** Selection **
◇ ◇ ◇ ◇ ◇ ◇ ◇

Details on the Checkpoints
- For the pretrained networks in MobileNetV2, we bring the weights from timm and rename the keys. This is the same pretrained weight used in the baseline work (DepthShrinker).
- For the pretrained networks in VGG19, we bring the weights from torchvision and rename the keys.
- For the compressed networks, we provide the weights of both finetuned and merged networks in MobileNetV2, and provide the weights of merged networks in VGG19.
- It is worth noting that we finetune the network after fixing the $A$ and $S$, and then merge the network at the test time. Checkpoints that end with merged denotes the weights of the merged networks.

Solving DP from the Table

Path to the DP tables

Here, we provide the tables necessary to obtain $A$ and $S$ (ImageNet dataset). Precisely, we provide

Optimal time table $T_{\text{opt}}$ (result of soving Algorithm 1 in Section 4):
- Provided under utils/table/ directory.
Normalized & extended importance table $I_{\text{opt}}$ (result of soving Algorithm 3 in Appendix B):
- Link : download
- Download the tables from the link and unzip at the root.

After you unzip the importance tables, you will have necessary files as follows:

Table	Networks	Path
$T_{\text{opt}}$	MBV2-1.0	`utils/table/mbv2_1.0/opt_time_fish_gpu1_1228.csv`
	MBV2-1.4	`utils/table/mbv2_1.4/opt_time_fish_gpu1_0103.csv`
	VGG19	`utils/table/vgg19_no_trt/opt_time_fish_gpu1_0317.csv`
$I_{\text{opt}}$	MBV2-1.0	`exp_result/dp_imp/mb_v2_w1.0_ie1_ild_cos_ex/ext_importance_s_val_acc_n_single_a_1.6.csv`
	MBV2-1.4	`exp_result/dp_imp/mb_v2_w1.4_ie1_ild_cos_ex/ext_importance_s_val_acc_n_single_a_1.2.csv`
	VGG19	`exp_result/dp_imp/vgg19_ie1_ild_cos/ext_importance_s_val_acc_n_single_a_1.4.csv`

Obtaining the optimal sets (A and S)

To obtain the optimal sets ($A$ and $S$) for different neural networks, execute the following commands. Make sure to specify the time budget ($T_0$) by using the --time-limit option in the command.

◇ ◇ ◇ ◇ ◇ ◇ ◇

** Records from a collection **
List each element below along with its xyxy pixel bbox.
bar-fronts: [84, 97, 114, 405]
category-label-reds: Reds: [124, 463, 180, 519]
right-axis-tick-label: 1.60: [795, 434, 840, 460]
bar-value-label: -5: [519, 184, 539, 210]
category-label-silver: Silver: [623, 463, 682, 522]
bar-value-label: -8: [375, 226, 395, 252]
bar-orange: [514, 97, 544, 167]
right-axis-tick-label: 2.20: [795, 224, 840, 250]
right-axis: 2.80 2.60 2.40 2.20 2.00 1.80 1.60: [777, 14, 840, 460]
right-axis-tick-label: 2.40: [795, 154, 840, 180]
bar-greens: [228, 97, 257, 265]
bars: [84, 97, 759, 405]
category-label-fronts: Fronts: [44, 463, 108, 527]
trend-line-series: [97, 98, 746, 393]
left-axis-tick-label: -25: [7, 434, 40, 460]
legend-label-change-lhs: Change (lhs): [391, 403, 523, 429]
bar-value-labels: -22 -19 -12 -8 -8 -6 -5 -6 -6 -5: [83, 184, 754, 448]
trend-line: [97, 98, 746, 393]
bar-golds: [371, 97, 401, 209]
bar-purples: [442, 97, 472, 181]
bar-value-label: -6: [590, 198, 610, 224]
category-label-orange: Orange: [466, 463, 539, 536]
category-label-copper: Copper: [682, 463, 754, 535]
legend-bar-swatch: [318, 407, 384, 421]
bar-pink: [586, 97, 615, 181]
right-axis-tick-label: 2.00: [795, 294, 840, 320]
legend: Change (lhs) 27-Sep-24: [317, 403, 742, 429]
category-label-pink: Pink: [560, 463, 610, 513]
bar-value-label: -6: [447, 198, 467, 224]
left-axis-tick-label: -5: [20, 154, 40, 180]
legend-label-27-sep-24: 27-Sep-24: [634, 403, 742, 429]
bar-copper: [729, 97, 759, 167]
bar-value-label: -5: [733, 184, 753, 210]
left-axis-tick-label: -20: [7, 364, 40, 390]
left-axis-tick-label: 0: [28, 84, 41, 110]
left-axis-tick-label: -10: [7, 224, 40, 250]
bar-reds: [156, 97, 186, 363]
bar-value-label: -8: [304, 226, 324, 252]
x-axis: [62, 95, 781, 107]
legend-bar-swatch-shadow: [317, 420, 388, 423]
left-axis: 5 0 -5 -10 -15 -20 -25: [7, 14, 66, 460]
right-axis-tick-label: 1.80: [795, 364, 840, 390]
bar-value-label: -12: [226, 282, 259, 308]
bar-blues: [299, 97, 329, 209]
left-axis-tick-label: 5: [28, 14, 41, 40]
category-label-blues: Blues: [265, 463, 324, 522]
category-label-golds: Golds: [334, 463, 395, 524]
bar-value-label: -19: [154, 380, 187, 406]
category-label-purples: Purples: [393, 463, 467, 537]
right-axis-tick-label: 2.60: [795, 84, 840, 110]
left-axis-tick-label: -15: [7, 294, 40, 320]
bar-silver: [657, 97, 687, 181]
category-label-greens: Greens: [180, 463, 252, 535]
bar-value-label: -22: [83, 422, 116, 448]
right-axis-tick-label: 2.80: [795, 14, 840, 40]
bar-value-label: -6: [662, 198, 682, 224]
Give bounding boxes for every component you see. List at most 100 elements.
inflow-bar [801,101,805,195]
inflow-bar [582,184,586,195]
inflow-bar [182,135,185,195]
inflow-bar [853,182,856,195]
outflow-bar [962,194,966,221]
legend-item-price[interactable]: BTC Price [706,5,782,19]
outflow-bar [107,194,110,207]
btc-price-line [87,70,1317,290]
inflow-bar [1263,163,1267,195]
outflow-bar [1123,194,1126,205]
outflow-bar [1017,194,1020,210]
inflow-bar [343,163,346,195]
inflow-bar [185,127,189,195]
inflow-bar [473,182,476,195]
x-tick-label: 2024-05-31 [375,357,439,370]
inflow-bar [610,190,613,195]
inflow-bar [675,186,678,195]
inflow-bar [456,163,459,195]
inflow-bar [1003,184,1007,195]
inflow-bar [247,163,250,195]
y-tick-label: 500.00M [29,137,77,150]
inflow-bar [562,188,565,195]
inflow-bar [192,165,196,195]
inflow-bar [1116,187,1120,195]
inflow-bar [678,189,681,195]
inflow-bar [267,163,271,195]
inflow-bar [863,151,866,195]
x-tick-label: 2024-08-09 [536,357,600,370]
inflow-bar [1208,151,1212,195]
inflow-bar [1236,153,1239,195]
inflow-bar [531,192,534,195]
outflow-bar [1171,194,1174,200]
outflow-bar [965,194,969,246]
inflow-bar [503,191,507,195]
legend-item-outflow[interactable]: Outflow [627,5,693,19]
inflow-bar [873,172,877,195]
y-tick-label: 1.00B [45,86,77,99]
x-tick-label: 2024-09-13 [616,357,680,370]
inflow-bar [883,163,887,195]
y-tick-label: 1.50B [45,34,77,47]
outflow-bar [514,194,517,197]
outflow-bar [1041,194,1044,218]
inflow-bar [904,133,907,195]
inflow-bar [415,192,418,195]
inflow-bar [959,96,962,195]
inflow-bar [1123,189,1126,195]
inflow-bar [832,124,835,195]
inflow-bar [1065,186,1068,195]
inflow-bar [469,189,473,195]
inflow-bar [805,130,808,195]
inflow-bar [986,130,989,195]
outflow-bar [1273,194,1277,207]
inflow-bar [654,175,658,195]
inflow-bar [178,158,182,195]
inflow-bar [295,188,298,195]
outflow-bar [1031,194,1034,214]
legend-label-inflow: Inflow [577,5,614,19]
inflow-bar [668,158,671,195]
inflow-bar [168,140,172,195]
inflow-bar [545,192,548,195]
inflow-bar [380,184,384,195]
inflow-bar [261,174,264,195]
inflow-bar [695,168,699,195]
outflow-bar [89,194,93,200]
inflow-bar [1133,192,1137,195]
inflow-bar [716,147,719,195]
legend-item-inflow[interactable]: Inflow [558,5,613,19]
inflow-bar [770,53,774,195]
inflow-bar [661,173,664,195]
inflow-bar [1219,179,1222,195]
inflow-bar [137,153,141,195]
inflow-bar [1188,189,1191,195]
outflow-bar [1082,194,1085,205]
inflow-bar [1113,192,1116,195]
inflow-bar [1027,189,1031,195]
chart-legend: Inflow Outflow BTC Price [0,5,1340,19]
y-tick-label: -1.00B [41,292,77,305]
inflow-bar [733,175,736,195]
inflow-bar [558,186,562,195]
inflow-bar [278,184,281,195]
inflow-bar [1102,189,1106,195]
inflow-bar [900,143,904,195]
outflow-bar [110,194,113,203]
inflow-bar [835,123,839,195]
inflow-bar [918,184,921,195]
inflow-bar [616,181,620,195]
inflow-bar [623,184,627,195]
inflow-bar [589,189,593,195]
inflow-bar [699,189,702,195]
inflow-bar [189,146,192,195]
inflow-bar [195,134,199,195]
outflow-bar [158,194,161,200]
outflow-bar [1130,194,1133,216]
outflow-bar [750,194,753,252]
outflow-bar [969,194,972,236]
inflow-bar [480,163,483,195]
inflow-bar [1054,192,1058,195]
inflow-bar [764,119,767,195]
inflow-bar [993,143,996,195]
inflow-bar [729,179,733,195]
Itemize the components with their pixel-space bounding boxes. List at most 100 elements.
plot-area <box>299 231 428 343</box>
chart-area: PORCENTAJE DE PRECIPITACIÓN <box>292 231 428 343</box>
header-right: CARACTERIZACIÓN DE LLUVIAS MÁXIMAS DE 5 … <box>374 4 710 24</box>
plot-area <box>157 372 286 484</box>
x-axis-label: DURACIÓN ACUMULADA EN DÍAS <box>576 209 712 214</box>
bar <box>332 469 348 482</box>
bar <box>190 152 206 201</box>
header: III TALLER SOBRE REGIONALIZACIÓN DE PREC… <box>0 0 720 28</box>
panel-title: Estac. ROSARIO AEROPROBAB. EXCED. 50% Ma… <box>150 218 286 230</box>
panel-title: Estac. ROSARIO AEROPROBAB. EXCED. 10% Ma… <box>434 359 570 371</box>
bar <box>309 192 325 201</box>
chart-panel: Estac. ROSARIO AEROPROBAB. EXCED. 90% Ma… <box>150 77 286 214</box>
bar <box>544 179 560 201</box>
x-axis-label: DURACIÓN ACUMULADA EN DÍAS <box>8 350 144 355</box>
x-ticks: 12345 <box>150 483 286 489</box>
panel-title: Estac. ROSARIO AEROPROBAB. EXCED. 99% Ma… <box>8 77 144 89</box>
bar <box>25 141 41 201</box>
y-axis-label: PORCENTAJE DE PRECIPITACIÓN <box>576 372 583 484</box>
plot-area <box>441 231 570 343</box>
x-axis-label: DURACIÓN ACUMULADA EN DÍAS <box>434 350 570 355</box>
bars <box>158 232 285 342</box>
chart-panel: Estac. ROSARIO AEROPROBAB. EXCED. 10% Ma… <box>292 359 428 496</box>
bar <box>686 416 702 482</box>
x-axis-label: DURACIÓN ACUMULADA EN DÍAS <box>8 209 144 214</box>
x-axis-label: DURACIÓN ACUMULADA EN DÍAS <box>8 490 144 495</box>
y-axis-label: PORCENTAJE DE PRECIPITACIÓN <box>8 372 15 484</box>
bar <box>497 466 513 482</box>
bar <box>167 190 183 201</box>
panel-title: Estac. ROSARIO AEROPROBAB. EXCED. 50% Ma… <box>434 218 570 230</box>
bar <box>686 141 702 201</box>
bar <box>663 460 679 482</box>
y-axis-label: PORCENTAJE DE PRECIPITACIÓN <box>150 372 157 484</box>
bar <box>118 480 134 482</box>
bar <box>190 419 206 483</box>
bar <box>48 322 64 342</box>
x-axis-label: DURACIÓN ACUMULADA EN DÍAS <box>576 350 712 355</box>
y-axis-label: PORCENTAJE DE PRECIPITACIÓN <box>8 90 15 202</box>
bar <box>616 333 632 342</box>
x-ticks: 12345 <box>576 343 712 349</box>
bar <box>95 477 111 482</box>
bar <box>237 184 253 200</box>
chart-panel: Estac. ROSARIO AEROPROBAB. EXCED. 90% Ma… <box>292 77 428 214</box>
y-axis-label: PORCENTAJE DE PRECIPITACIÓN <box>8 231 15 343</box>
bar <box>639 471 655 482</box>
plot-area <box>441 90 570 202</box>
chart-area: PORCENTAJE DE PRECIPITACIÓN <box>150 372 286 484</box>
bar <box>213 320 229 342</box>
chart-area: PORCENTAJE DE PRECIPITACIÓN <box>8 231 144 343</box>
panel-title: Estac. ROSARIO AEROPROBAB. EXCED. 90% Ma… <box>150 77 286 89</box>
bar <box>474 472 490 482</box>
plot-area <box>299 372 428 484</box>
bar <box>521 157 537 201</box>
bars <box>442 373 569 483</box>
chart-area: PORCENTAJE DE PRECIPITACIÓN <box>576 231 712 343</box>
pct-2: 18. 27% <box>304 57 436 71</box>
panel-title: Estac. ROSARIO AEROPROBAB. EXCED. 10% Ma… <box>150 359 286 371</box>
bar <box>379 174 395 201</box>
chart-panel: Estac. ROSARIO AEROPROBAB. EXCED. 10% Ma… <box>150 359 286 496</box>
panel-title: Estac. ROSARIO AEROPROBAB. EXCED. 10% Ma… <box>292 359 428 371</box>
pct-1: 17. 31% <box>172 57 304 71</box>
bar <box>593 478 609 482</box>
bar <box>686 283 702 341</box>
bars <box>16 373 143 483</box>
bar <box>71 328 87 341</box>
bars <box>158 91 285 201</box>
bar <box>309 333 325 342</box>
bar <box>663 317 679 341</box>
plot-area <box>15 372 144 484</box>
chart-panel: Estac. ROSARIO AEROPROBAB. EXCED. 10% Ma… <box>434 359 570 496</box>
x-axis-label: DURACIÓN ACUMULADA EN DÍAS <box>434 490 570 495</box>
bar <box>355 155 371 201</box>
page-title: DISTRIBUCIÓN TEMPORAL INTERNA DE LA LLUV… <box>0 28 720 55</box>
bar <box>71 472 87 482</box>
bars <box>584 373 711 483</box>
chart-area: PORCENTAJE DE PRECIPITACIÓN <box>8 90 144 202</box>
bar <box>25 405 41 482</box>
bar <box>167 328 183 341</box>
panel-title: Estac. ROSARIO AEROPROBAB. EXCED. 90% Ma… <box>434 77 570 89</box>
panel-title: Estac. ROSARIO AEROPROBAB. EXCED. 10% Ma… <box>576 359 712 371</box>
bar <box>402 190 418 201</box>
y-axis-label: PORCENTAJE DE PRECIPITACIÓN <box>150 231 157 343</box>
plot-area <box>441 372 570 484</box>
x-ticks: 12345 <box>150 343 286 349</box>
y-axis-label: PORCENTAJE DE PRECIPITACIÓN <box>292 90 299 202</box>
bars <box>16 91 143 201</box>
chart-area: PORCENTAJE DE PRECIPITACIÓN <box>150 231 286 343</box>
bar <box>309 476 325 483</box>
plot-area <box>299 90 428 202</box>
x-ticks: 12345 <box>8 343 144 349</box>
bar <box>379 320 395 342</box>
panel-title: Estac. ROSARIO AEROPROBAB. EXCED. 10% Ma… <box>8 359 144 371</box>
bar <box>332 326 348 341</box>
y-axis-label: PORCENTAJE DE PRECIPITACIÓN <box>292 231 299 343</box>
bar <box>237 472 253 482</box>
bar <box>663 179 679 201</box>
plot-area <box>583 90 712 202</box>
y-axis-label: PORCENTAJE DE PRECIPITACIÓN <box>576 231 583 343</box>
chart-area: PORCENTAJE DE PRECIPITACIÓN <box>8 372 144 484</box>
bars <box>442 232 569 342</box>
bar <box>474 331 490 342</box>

◇ ◇ ◇ ◇ ◇ ◇ ◇

Using the checkpoint section, explain in one to three sentences why the compressed MobileNetV2 networks come with two sets of weights. These entries bear no relation to the text.

The network is finetuned after $A$ and $S$ are fixed and is then merged at test time. Weights are therefore provided for both the finetuned and the merged networks, and checkpoints ending in "merged" hold the merged ones.